[start]
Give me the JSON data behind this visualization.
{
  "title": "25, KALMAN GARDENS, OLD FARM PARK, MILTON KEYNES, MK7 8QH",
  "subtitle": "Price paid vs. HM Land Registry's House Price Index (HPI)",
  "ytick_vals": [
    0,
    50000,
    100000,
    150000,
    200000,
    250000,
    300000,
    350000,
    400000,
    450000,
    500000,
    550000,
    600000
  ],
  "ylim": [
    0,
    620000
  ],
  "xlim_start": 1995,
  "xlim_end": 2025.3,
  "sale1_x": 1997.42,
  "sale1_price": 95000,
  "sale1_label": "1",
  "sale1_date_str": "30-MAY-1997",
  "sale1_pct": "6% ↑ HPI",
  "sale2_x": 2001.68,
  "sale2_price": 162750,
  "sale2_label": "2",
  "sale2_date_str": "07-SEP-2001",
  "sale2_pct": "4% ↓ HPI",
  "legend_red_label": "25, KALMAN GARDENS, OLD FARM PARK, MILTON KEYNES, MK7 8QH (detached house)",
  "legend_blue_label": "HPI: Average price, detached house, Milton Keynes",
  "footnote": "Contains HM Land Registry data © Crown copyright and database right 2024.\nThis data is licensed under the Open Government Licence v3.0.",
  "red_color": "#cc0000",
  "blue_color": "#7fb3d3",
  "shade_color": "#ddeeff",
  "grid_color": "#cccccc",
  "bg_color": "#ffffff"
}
[end]
§ **Your goal**: Where a line in the entries holds the word "FARM", copy that line.

§ **Result for this task**:
  "title": "25, KALMAN GARDENS, OLD FARM PARK, MILTON KEYNES, MK7 8QH",
  "legend_red_label": "25, KALMAN GARDENS, OLD FARM PARK, MILTON KEYNES, MK7 8QH (detached house)",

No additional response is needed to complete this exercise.